====== Data

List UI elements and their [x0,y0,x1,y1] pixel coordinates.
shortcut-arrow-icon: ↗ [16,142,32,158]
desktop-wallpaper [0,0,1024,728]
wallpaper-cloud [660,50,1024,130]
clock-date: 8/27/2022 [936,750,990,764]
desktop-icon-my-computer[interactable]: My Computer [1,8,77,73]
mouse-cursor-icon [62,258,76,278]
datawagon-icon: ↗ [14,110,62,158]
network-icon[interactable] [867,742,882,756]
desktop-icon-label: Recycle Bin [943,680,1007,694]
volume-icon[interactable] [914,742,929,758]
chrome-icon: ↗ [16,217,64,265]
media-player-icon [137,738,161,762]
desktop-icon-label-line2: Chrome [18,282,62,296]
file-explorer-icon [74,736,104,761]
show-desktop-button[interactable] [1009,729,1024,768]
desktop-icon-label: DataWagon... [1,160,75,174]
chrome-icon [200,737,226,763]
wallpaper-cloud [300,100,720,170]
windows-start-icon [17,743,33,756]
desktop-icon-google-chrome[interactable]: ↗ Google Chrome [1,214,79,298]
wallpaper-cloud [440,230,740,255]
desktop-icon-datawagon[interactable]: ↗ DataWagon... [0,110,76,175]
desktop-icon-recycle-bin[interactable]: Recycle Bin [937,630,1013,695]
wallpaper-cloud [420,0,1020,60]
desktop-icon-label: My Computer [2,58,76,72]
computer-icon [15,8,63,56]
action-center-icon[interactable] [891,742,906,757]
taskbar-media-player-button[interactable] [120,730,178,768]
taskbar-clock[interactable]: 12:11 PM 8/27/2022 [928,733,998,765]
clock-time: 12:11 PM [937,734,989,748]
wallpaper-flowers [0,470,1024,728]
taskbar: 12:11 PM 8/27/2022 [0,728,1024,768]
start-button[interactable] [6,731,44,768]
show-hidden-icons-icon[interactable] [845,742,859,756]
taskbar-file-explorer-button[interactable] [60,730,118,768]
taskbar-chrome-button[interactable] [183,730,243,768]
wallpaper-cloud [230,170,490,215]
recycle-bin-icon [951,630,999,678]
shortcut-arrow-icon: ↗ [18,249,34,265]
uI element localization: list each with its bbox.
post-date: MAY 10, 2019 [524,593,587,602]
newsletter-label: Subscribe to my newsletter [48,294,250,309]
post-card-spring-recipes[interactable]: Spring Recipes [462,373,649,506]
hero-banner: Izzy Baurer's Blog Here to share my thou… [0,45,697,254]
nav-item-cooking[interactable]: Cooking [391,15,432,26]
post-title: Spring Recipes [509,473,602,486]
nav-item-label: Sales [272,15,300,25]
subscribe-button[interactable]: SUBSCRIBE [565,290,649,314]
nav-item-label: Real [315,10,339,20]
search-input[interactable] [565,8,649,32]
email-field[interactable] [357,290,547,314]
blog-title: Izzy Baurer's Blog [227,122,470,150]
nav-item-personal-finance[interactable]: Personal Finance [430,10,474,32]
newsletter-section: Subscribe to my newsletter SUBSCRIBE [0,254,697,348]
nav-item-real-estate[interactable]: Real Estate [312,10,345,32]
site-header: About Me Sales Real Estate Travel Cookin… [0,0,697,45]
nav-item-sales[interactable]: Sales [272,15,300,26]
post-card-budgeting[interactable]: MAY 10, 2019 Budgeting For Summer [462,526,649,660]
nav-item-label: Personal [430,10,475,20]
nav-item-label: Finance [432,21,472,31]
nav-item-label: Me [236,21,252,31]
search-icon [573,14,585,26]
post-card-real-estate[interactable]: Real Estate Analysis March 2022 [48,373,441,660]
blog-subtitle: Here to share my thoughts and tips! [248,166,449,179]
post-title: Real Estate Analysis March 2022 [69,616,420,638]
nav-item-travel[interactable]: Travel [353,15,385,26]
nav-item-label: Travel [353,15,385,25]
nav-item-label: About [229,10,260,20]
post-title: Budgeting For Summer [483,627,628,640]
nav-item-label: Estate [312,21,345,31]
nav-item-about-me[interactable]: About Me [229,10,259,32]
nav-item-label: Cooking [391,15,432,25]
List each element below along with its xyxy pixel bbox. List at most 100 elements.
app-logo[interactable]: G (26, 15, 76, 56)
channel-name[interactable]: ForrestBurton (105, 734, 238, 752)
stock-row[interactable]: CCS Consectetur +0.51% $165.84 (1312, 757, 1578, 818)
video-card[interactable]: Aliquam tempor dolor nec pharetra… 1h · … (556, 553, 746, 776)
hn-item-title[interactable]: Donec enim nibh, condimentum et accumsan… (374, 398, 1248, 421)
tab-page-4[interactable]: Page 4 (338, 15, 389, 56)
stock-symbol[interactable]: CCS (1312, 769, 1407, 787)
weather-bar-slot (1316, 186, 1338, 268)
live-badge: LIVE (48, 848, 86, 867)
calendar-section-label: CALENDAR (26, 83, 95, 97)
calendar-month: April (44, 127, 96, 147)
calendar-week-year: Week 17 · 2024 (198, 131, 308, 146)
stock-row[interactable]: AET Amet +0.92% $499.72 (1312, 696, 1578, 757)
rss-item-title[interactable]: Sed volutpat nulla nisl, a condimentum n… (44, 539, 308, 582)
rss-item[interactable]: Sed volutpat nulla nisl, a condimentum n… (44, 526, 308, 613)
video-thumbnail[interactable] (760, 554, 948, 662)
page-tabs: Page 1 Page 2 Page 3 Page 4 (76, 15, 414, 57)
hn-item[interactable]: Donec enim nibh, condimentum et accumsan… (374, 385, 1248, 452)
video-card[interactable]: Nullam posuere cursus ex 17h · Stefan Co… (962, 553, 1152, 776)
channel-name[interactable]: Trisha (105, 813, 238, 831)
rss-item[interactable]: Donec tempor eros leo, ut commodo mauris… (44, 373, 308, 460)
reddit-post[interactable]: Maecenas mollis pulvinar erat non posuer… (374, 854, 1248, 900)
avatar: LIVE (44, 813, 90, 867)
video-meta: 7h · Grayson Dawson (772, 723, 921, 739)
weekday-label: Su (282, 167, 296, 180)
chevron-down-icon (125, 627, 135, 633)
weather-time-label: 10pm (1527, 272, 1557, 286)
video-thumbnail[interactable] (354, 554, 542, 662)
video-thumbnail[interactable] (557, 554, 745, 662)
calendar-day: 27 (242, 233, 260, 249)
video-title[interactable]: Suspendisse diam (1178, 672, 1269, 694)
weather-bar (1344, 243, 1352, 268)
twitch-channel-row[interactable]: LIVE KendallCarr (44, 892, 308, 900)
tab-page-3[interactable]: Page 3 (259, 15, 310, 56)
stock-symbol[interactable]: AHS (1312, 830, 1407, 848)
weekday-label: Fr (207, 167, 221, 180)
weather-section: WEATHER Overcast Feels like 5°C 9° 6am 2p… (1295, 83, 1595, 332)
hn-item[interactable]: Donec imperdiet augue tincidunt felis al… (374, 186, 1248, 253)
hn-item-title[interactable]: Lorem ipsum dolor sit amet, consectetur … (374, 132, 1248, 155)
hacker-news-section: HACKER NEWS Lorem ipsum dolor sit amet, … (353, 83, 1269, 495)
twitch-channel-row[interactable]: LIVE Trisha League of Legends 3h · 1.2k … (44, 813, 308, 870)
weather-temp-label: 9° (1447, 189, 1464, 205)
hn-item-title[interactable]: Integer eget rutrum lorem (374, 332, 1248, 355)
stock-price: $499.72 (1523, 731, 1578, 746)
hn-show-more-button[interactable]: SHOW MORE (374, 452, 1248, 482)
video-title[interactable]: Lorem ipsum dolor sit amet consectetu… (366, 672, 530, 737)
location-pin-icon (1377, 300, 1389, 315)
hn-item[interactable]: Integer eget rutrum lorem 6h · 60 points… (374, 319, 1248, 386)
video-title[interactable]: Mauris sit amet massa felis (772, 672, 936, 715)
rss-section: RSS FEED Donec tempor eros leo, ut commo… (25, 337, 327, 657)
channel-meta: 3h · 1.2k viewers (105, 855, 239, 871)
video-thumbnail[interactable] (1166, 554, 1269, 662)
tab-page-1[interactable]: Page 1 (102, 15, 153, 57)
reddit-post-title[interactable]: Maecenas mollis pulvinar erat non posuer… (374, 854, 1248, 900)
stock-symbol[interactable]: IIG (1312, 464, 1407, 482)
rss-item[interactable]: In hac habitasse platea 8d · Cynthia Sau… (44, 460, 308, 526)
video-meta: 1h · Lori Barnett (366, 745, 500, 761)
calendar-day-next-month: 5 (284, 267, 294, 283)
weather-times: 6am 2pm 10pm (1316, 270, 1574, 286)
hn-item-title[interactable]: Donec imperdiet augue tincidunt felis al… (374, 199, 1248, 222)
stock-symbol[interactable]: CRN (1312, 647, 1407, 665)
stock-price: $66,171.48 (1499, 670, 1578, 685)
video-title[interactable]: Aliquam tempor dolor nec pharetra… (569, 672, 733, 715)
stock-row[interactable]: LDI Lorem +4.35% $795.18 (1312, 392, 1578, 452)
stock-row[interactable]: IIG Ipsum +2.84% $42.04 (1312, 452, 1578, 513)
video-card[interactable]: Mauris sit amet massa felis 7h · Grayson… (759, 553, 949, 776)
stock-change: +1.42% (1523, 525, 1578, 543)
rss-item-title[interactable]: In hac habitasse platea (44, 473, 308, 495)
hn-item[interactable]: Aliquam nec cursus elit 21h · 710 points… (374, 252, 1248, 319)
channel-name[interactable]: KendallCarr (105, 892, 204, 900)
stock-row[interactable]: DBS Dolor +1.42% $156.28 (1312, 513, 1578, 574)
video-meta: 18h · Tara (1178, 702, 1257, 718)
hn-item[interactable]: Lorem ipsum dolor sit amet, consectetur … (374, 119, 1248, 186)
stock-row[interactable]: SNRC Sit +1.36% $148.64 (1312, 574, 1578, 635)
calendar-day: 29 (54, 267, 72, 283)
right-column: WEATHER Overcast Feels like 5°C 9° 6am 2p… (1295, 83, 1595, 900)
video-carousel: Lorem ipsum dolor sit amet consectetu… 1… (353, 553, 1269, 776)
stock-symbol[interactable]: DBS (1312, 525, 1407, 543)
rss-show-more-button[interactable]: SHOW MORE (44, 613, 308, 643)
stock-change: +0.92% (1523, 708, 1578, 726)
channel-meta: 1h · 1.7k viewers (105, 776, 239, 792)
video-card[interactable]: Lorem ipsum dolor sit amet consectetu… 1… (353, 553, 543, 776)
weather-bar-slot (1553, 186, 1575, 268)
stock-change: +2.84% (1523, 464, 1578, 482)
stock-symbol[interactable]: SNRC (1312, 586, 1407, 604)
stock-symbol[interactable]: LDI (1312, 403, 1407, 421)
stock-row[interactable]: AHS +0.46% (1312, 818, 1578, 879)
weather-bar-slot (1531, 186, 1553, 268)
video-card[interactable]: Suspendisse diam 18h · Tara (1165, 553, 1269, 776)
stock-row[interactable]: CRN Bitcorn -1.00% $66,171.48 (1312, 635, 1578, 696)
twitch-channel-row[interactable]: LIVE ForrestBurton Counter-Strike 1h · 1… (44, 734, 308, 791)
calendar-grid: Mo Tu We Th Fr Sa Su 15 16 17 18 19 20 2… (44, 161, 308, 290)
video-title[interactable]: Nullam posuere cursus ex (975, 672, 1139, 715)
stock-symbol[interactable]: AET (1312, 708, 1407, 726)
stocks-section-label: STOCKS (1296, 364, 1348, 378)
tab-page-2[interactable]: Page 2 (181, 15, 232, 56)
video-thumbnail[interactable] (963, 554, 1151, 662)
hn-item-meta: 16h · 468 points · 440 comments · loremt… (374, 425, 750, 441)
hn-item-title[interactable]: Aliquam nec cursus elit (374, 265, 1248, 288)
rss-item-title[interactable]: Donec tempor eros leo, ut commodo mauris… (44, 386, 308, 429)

============

= Brief =
Write out, word for word, the stretch from the start of the records through the line that contains "chrome-icon: ↗ [16,217,64,265]", with both ends included.

= Response to this exercise =
List UI elements and their [x0,y0,x1,y1] pixel coordinates.
shortcut-arrow-icon: ↗ [16,142,32,158]
desktop-wallpaper [0,0,1024,728]
wallpaper-cloud [660,50,1024,130]
clock-date: 8/27/2022 [936,750,990,764]
desktop-icon-my-computer[interactable]: My Computer [1,8,77,73]
mouse-cursor-icon [62,258,76,278]
datawagon-icon: ↗ [14,110,62,158]
network-icon[interactable] [867,742,882,756]
desktop-icon-label: Recycle Bin [943,680,1007,694]
volume-icon[interactable] [914,742,929,758]
chrome-icon: ↗ [16,217,64,265]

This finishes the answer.